* begin ROWS *

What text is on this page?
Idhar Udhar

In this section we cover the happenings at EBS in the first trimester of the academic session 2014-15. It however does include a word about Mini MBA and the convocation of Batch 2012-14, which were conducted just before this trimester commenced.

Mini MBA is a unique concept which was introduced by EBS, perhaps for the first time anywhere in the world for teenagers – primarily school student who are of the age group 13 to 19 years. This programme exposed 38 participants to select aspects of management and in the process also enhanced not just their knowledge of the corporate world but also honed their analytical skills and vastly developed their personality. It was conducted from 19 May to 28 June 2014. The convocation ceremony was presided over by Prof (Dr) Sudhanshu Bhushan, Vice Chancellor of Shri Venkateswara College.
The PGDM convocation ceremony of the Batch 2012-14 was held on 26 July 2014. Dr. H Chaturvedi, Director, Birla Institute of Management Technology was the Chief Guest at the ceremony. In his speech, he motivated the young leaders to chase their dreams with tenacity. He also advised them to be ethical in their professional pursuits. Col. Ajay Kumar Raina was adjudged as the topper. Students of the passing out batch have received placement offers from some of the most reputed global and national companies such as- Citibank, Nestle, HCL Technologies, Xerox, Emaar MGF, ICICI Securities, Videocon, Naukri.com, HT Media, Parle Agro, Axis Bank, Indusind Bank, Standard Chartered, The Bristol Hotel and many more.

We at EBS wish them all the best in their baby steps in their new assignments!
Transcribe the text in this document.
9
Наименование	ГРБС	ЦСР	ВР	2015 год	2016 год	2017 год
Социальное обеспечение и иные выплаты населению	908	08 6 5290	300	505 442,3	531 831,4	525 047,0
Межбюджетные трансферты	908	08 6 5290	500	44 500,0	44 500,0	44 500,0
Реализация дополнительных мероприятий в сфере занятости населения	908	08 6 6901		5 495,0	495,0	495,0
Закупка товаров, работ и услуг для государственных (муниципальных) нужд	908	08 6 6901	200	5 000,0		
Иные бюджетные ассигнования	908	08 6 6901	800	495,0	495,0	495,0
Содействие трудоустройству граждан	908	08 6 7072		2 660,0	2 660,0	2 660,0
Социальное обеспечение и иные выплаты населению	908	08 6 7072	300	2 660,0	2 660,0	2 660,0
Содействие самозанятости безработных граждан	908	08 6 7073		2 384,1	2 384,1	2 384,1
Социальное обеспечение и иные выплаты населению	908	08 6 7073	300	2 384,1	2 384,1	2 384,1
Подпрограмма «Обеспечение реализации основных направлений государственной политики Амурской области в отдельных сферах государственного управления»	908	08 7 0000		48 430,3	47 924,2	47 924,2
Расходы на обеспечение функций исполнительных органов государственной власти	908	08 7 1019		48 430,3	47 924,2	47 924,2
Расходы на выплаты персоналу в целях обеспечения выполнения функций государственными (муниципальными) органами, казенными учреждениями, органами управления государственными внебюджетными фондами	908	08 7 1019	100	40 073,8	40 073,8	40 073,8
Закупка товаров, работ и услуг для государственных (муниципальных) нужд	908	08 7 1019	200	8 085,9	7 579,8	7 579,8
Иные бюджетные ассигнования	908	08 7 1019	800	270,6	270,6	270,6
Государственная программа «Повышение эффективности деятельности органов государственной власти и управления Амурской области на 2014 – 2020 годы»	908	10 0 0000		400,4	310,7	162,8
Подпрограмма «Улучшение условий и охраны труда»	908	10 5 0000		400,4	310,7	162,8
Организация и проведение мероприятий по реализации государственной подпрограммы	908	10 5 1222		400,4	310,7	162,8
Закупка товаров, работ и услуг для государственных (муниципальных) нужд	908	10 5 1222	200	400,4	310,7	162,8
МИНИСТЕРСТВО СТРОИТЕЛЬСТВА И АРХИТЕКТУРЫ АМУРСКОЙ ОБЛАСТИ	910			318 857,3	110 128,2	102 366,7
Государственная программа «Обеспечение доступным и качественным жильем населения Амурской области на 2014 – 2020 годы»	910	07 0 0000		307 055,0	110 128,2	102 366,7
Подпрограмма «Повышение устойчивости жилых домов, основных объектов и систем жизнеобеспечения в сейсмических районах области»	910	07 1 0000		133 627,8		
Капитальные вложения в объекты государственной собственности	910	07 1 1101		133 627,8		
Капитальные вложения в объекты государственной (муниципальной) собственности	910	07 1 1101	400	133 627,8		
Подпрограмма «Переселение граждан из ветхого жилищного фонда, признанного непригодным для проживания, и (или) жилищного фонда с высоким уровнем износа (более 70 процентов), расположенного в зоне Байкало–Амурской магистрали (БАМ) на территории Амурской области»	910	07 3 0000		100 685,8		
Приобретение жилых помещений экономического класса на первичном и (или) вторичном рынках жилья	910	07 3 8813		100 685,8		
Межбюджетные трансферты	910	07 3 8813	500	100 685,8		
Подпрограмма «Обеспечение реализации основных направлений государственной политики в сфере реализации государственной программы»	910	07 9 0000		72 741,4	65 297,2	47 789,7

* end ROWS *

__JOB__. Transcribe all lines as written.

__RESPONSE FOR THIS EXERCISE__.
What text is on this page?
Idhar Udhar

In this section we cover the happenings at EBS in the first trimester of the academic session 2014-15. It however does include a word about Mini MBA and the convocation of Batch 2012-14, which were conducted just before this trimester commenced.

Mini MBA is a unique concept which was introduced by EBS, perhaps for the first time anywhere in the world for teenagers – primarily school student who are of the age group 13 to 19 years. This programme exposed 38 participants to select aspects of management and in the process also enhanced not just their knowledge of the corporate world but also honed their analytical skills and vastly developed their personality. It was conducted from 19 May to 28 June 2014. The convocation ceremony was presided over by Prof (Dr) Sudhanshu Bhushan, Vice Chancellor of Shri Venkateswara College.
The PGDM convocation ceremony of the Batch 2012-14 was held on 26 July 2014. Dr. H Chaturvedi, Director, Birla Institute of Management Technology was the Chief Guest at the ceremony. In his speech, he motivated the young leaders to chase their dreams with tenacity. He also advised them to be ethical in their professional pursuits. Col. Ajay Kumar Raina was adjudged as the topper. Students of the passing out batch have received placement offers from some of the most reputed global and national companies such as- Citibank, Nestle, HCL Technologies, Xerox, Emaar MGF, ICICI Securities, Videocon, Naukri.com, HT Media, Parle Agro, Axis Bank, Indusind Bank, Standard Chartered, The Bristol Hotel and many more.

We at EBS wish them all the best in their baby steps in their new assignments!
Transcribe the text in this document.
9
Наименование	ГРБС	ЦСР	ВР	2015 год	2016 год	2017 год
Социальное обеспечение и иные выплаты населению	908	08 6 5290	300	505 442,3	531 831,4	525 047,0
Межбюджетные трансферты	908	08 6 5290	500	44 500,0	44 500,0	44 500,0
Реализация дополнительных мероприятий в сфере занятости населения	908	08 6 6901		5 495,0	495,0	495,0
Закупка товаров, работ и услуг для государственных (муниципальных) нужд	908	08 6 6901	200	5 000,0		
Иные бюджетные ассигнования	908	08 6 6901	800	495,0	495,0	495,0
Содействие трудоустройству граждан	908	08 6 7072		2 660,0	2 660,0	2 660,0
Социальное обеспечение и иные выплаты населению	908	08 6 7072	300	2 660,0	2 660,0	2 660,0
Содействие самозанятости безработных граждан	908	08 6 7073		2 384,1	2 384,1	2 384,1
Социальное обеспечение и иные выплаты населению	908	08 6 7073	300	2 384,1	2 384,1	2 384,1
Подпрограмма «Обеспечение реализации основных направлений государственной политики Амурской области в отдельных сферах государственного управления»	908	08 7 0000		48 430,3	47 924,2	47 924,2
Расходы на обеспечение функций исполнительных органов государственной власти	908	08 7 1019		48 430,3	47 924,2	47 924,2
Расходы на выплаты персоналу в целях обеспечения выполнения функций государственными (муниципальными) органами, казенными учреждениями, органами управления государственными внебюджетными фондами	908	08 7 1019	100	40 073,8	40 073,8	40 073,8
Закупка товаров, работ и услуг для государственных (муниципальных) нужд	908	08 7 1019	200	8 085,9	7 579,8	7 579,8
Иные бюджетные ассигнования	908	08 7 1019	800	270,6	270,6	270,6
Государственная программа «Повышение эффективности деятельности органов государственной власти и управления Амурской области на 2014 – 2020 годы»	908	10 0 0000		400,4	310,7	162,8
Подпрограмма «Улучшение условий и охраны труда»	908	10 5 0000		400,4	310,7	162,8
Организация и проведение мероприятий по реализации государственной подпрограммы	908	10 5 1222		400,4	310,7	162,8
Закупка товаров, работ и услуг для государственных (муниципальных) нужд	908	10 5 1222	200	400,4	310,7	162,8
МИНИСТЕРСТВО СТРОИТЕЛЬСТВА И АРХИТЕКТУРЫ АМУРСКОЙ ОБЛАСТИ	910			318 857,3	110 128,2	102 366,7
Государственная программа «Обеспечение доступным и качественным жильем населения Амурской области на 2014 – 2020 годы»	910	07 0 0000		307 055,0	110 128,2	102 366,7
Подпрограмма «Повышение устойчивости жилых домов, основных объектов и систем жизнеобеспечения в сейсмических районах области»	910	07 1 0000		133 627,8		
Капитальные вложения в объекты государственной собственности	910	07 1 1101		133 627,8		
Капитальные вложения в объекты государственной (муниципальной) собственности	910	07 1 1101	400	133 627,8		
Подпрограмма «Переселение граждан из ветхого жилищного фонда, признанного непригодным для проживания, и (или) жилищного фонда с высоким уровнем износа (более 70 процентов), расположенного в зоне Байкало–Амурской магистрали (БАМ) на территории Амурской области»	910	07 3 0000		100 685,8		
Приобретение жилых помещений экономического класса на первичном и (или) вторичном рынках жилья	910	07 3 8813		100 685,8		
Межбюджетные трансферты	910	07 3 8813	500	100 685,8		
Подпрограмма «Обеспечение реализации основных направлений государственной политики в сфере реализации государственной программы»	910	07 9 0000		72 741,4	65 297,2	47 789,7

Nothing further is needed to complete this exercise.